begin
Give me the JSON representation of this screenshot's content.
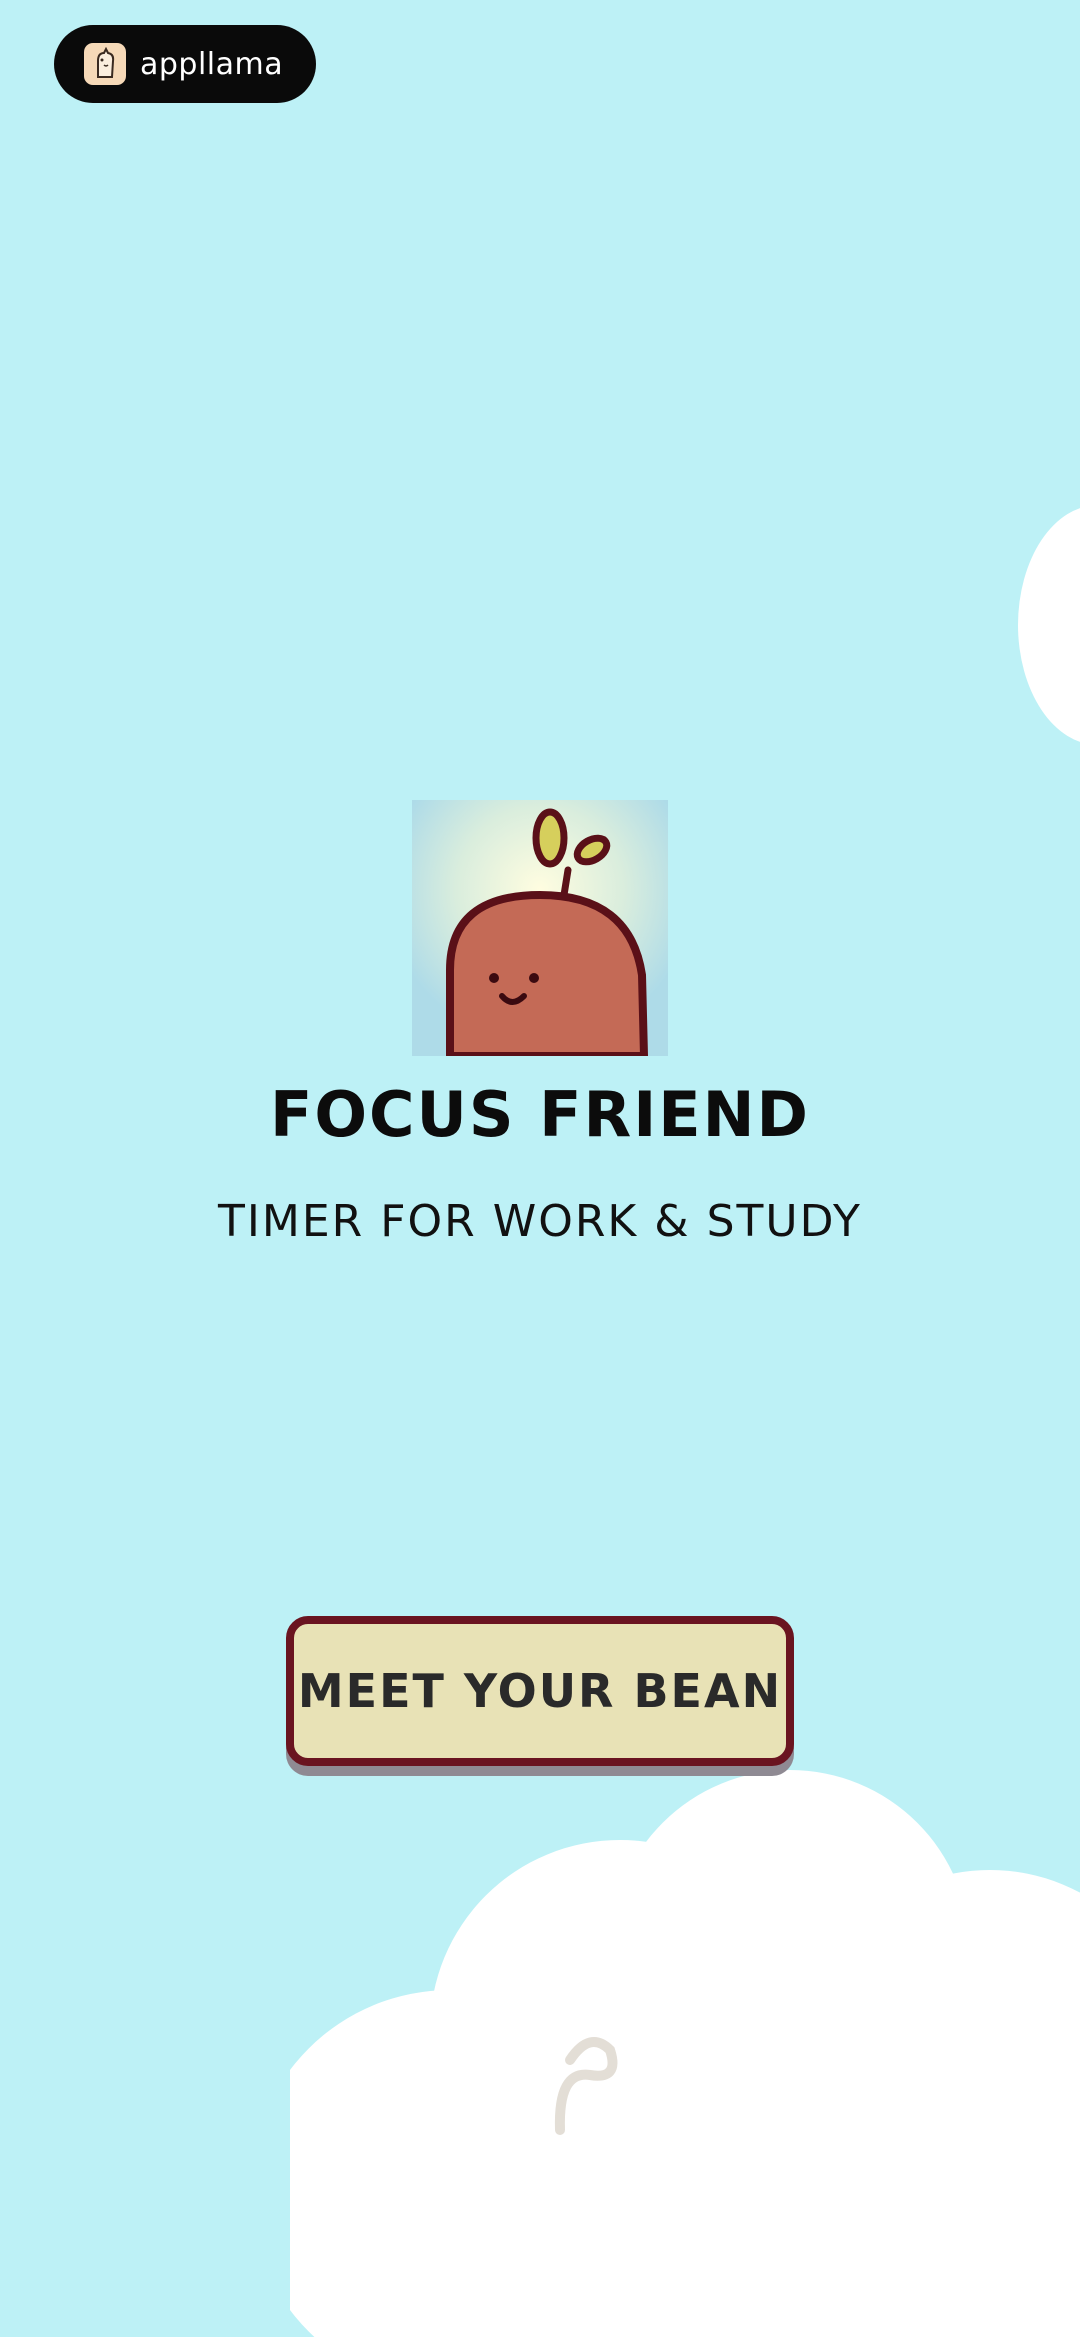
{
  "badge": {
    "brand": "appllama",
    "icon": "llama-icon"
  },
  "hero": {
    "title": "FOCUS FRIEND",
    "subtitle": "TIMER FOR WORK & STUDY",
    "mascot": "bean-mascot-icon"
  },
  "cta": {
    "label": "MEET YOUR BEAN"
  },
  "colors": {
    "background": "#bdf1f6",
    "button_fill": "#e8e2b6",
    "button_border": "#6a1420",
    "bean": "#c46a56",
    "badge": "#0a0a0a"
  }
}
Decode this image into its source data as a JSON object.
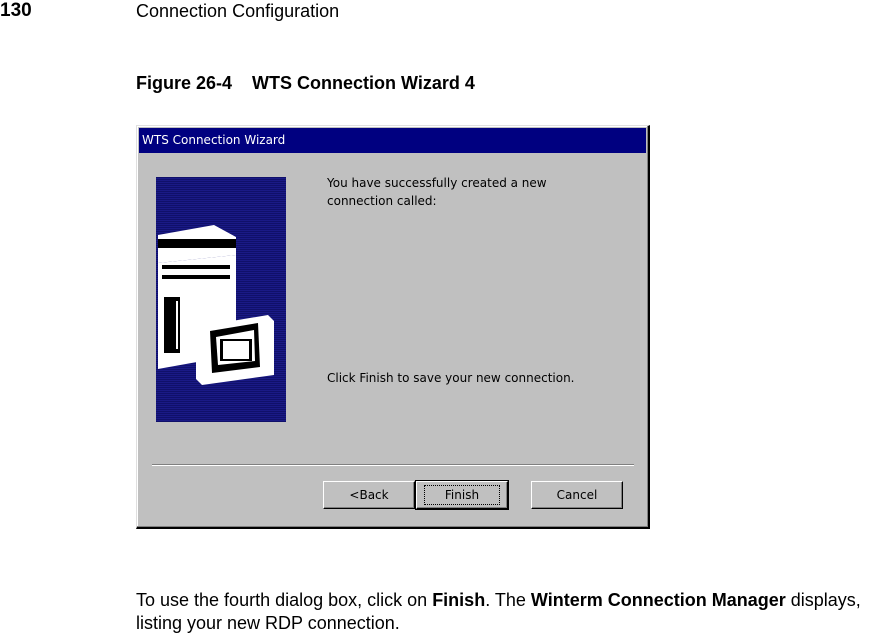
{
  "header": {
    "page_number": "130",
    "section_title": "Connection Configuration"
  },
  "figure": {
    "label": "Figure 26-4",
    "title": "WTS Connection Wizard 4"
  },
  "dialog": {
    "title": "WTS Connection Wizard",
    "message_success": "You have successfully created a new connection called:",
    "message_finish": "Click Finish to save your new connection.",
    "buttons": {
      "back": "<Back",
      "finish": "Finish",
      "cancel": "Cancel"
    }
  },
  "body": {
    "part1": "To use the fourth dialog box, click on ",
    "finish": "Finish",
    "part2": ". The ",
    "manager": "Winterm Connection Manager",
    "part3": " displays, listing your new RDP connection."
  },
  "colors": {
    "titlebar": "#000080",
    "dialog_bg": "#c0c0c0",
    "graphic_bg": "#14147a"
  },
  "icons": [
    "computer-tower-icon",
    "monitor-icon"
  ]
}
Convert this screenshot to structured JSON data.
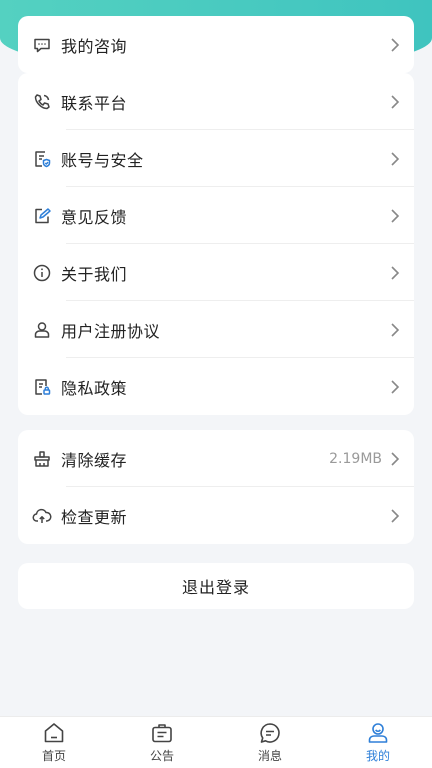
{
  "colors": {
    "accent": "#2e7fd8",
    "banner": "#4ccbc0",
    "icon": "#444444"
  },
  "group1": {
    "items": [
      {
        "label": "我的咨询",
        "icon": "chat-bubble-icon"
      }
    ]
  },
  "group2": {
    "items": [
      {
        "label": "联系平台",
        "icon": "phone-icon"
      },
      {
        "label": "账号与安全",
        "icon": "shield-document-icon"
      },
      {
        "label": "意见反馈",
        "icon": "edit-icon"
      },
      {
        "label": "关于我们",
        "icon": "info-icon"
      },
      {
        "label": "用户注册协议",
        "icon": "user-icon"
      },
      {
        "label": "隐私政策",
        "icon": "privacy-document-icon"
      }
    ]
  },
  "group3": {
    "items": [
      {
        "label": "清除缓存",
        "value": "2.19MB",
        "icon": "broom-icon"
      },
      {
        "label": "检查更新",
        "icon": "cloud-upload-icon"
      }
    ]
  },
  "logout": {
    "label": "退出登录"
  },
  "tabbar": {
    "active": "我的",
    "items": [
      {
        "label": "首页",
        "icon": "home-icon"
      },
      {
        "label": "公告",
        "icon": "notice-icon"
      },
      {
        "label": "消息",
        "icon": "message-icon"
      },
      {
        "label": "我的",
        "icon": "profile-icon"
      }
    ]
  }
}
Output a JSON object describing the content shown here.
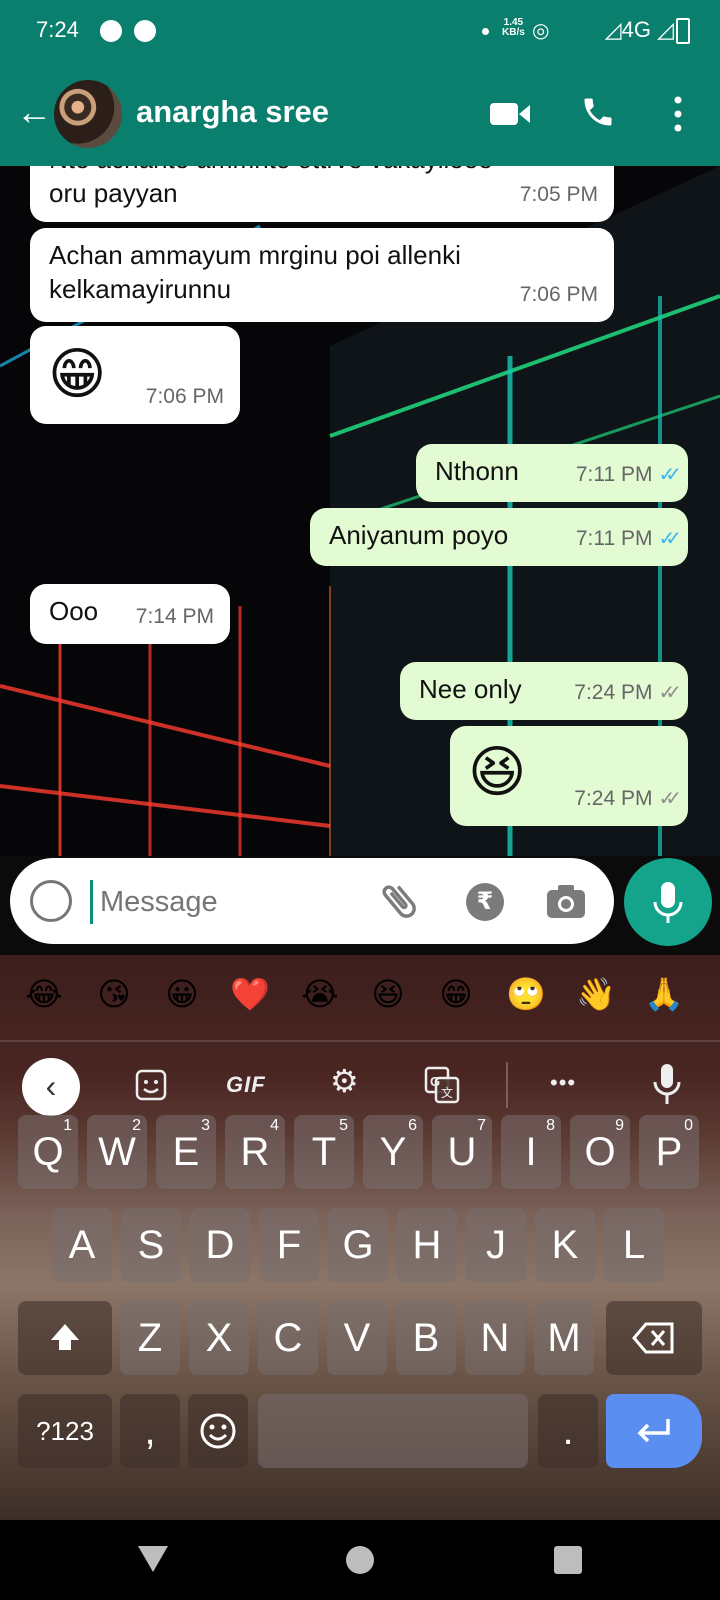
{
  "status_bar": {
    "time": "7:24",
    "net_speed": "1.45",
    "net_unit": "KB/s",
    "network": "4G"
  },
  "header": {
    "contact_name": "anargha sree"
  },
  "messages": [
    {
      "dir": "in",
      "text_line1": "Nte achante ammnte ottrve vakayileee",
      "text_line2": "oru payyan",
      "time": "7:05 PM"
    },
    {
      "dir": "in",
      "text_line1": "Achan ammayum mrginu poi allenki",
      "text_line2": "kelkamayirunnu",
      "time": "7:06 PM"
    },
    {
      "dir": "in",
      "emoji": "😁",
      "time": "7:06 PM"
    },
    {
      "dir": "out",
      "text": "Nthonn",
      "time": "7:11 PM",
      "status": "read"
    },
    {
      "dir": "out",
      "text": "Aniyanum poyo",
      "time": "7:11 PM",
      "status": "read"
    },
    {
      "dir": "in",
      "text": "Ooo",
      "time": "7:14 PM"
    },
    {
      "dir": "out",
      "text": "Nee only",
      "time": "7:24 PM",
      "status": "delivered"
    },
    {
      "dir": "out",
      "emoji": "😆",
      "time": "7:24 PM",
      "status": "delivered"
    }
  ],
  "composer": {
    "placeholder": "Message",
    "rupee_symbol": "₹"
  },
  "keyboard": {
    "emoji_suggestions": [
      "😂",
      "😘",
      "😀",
      "❤️",
      "😭",
      "😆",
      "😁",
      "🙄",
      "👋",
      "🙏"
    ],
    "gif_label": "GIF",
    "more_label": "•••",
    "row1": [
      {
        "k": "Q",
        "h": "1"
      },
      {
        "k": "W",
        "h": "2"
      },
      {
        "k": "E",
        "h": "3"
      },
      {
        "k": "R",
        "h": "4"
      },
      {
        "k": "T",
        "h": "5"
      },
      {
        "k": "Y",
        "h": "6"
      },
      {
        "k": "U",
        "h": "7"
      },
      {
        "k": "I",
        "h": "8"
      },
      {
        "k": "O",
        "h": "9"
      },
      {
        "k": "P",
        "h": "0"
      }
    ],
    "row2": [
      "A",
      "S",
      "D",
      "F",
      "G",
      "H",
      "J",
      "K",
      "L"
    ],
    "row3": [
      "Z",
      "X",
      "C",
      "V",
      "B",
      "N",
      "M"
    ],
    "symbols_label": "?123",
    "comma_label": ",",
    "period_label": "."
  },
  "colors": {
    "header": "#0a7f6e",
    "outgoing_bubble": "#e3fbd3",
    "incoming_bubble": "#ffffff",
    "read_ticks": "#34b7f1",
    "mic_button": "#14a38b",
    "enter_key": "#5a8ef0"
  }
}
end
TASK PROMPT: Quote each entry above verbatim and drop the pictures.

TASK RESPONSE:
Give me the JSON representation of this screenshot's content.
{
  "badge": {
    "brand": "appllama",
    "icon": "llama-icon"
  },
  "hero": {
    "title": "FOCUS FRIEND",
    "subtitle": "TIMER FOR WORK & STUDY",
    "mascot": "bean-mascot-icon"
  },
  "cta": {
    "label": "MEET YOUR BEAN"
  },
  "colors": {
    "background": "#bdf1f6",
    "button_fill": "#e8e2b6",
    "button_border": "#6a1420",
    "bean": "#c46a56",
    "badge": "#0a0a0a"
  }
}
Decode this image into its source data as a JSON object.
{
  "header": {
    "page_number": "130",
    "section_title": "Connection Configuration"
  },
  "figure": {
    "label": "Figure 26-4",
    "title": "WTS Connection Wizard 4"
  },
  "dialog": {
    "title": "WTS Connection Wizard",
    "message_success": "You have successfully created a new connection called:",
    "message_finish": "Click Finish to save your new connection.",
    "buttons": {
      "back": "<Back",
      "finish": "Finish",
      "cancel": "Cancel"
    }
  },
  "body": {
    "part1": "To use the fourth dialog box, click on ",
    "finish": "Finish",
    "part2": ". The ",
    "manager": "Winterm Connection Manager",
    "part3": " displays, listing your new RDP connection."
  },
  "colors": {
    "titlebar": "#000080",
    "dialog_bg": "#c0c0c0",
    "graphic_bg": "#14147a"
  },
  "icons": [
    "computer-tower-icon",
    "monitor-icon"
  ]
}
Convert this screenshot to structured JSON data.
{
  "colors": {
    "accent": "#2e7fd8",
    "banner": "#4ccbc0",
    "icon": "#444444"
  },
  "group1": {
    "items": [
      {
        "label": "我的咨询",
        "icon": "chat-bubble-icon"
      }
    ]
  },
  "group2": {
    "items": [
      {
        "label": "联系平台",
        "icon": "phone-icon"
      },
      {
        "label": "账号与安全",
        "icon": "shield-document-icon"
      },
      {
        "label": "意见反馈",
        "icon": "edit-icon"
      },
      {
        "label": "关于我们",
        "icon": "info-icon"
      },
      {
        "label": "用户注册协议",
        "icon": "user-icon"
      },
      {
        "label": "隐私政策",
        "icon": "privacy-document-icon"
      }
    ]
  },
  "group3": {
    "items": [
      {
        "label": "清除缓存",
        "value": "2.19MB",
        "icon": "broom-icon"
      },
      {
        "label": "检查更新",
        "icon": "cloud-upload-icon"
      }
    ]
  },
  "logout": {
    "label": "退出登录"
  },
  "tabbar": {
    "active": "我的",
    "items": [
      {
        "label": "首页",
        "icon": "home-icon"
      },
      {
        "label": "公告",
        "icon": "notice-icon"
      },
      {
        "label": "消息",
        "icon": "message-icon"
      },
      {
        "label": "我的",
        "icon": "profile-icon"
      }
    ]
  }
}
Output a JSON object describing the content shown here.
{
  "status_bar": {
    "time": "7:24",
    "net_speed": "1.45",
    "net_unit": "KB/s",
    "network": "4G"
  },
  "header": {
    "contact_name": "anargha sree"
  },
  "messages": [
    {
      "dir": "in",
      "text_line1": "Nte achante ammnte ottrve vakayileee",
      "text_line2": "oru payyan",
      "time": "7:05 PM"
    },
    {
      "dir": "in",
      "text_line1": "Achan ammayum mrginu poi allenki",
      "text_line2": "kelkamayirunnu",
      "time": "7:06 PM"
    },
    {
      "dir": "in",
      "emoji": "😁",
      "time": "7:06 PM"
    },
    {
      "dir": "out",
      "text": "Nthonn",
      "time": "7:11 PM",
      "status": "read"
    },
    {
      "dir": "out",
      "text": "Aniyanum poyo",
      "time": "7:11 PM",
      "status": "read"
    },
    {
      "dir": "in",
      "text": "Ooo",
      "time": "7:14 PM"
    },
    {
      "dir": "out",
      "text": "Nee only",
      "time": "7:24 PM",
      "status": "delivered"
    },
    {
      "dir": "out",
      "emoji": "😆",
      "time": "7:24 PM",
      "status": "delivered"
    }
  ],
  "composer": {
    "placeholder": "Message",
    "rupee_symbol": "₹"
  },
  "keyboard": {
    "emoji_suggestions": [
      "😂",
      "😘",
      "😀",
      "❤️",
      "😭",
      "😆",
      "😁",
      "🙄",
      "👋",
      "🙏"
    ],
    "gif_label": "GIF",
    "more_label": "•••",
    "row1": [
      {
        "k": "Q",
        "h": "1"
      },
      {
        "k": "W",
        "h": "2"
      },
      {
        "k": "E",
        "h": "3"
      },
      {
        "k": "R",
        "h": "4"
      },
      {
        "k": "T",
        "h": "5"
      },
      {
        "k": "Y",
        "h": "6"
      },
      {
        "k": "U",
        "h": "7"
      },
      {
        "k": "I",
        "h": "8"
      },
      {
        "k": "O",
        "h": "9"
      },
      {
        "k": "P",
        "h": "0"
      }
    ],
    "row2": [
      "A",
      "S",
      "D",
      "F",
      "G",
      "H",
      "J",
      "K",
      "L"
    ],
    "row3": [
      "Z",
      "X",
      "C",
      "V",
      "B",
      "N",
      "M"
    ],
    "symbols_label": "?123",
    "comma_label": ",",
    "period_label": "."
  },
  "colors": {
    "header": "#0a7f6e",
    "outgoing_bubble": "#e3fbd3",
    "incoming_bubble": "#ffffff",
    "read_ticks": "#34b7f1",
    "mic_button": "#14a38b",
    "enter_key": "#5a8ef0"
  }
}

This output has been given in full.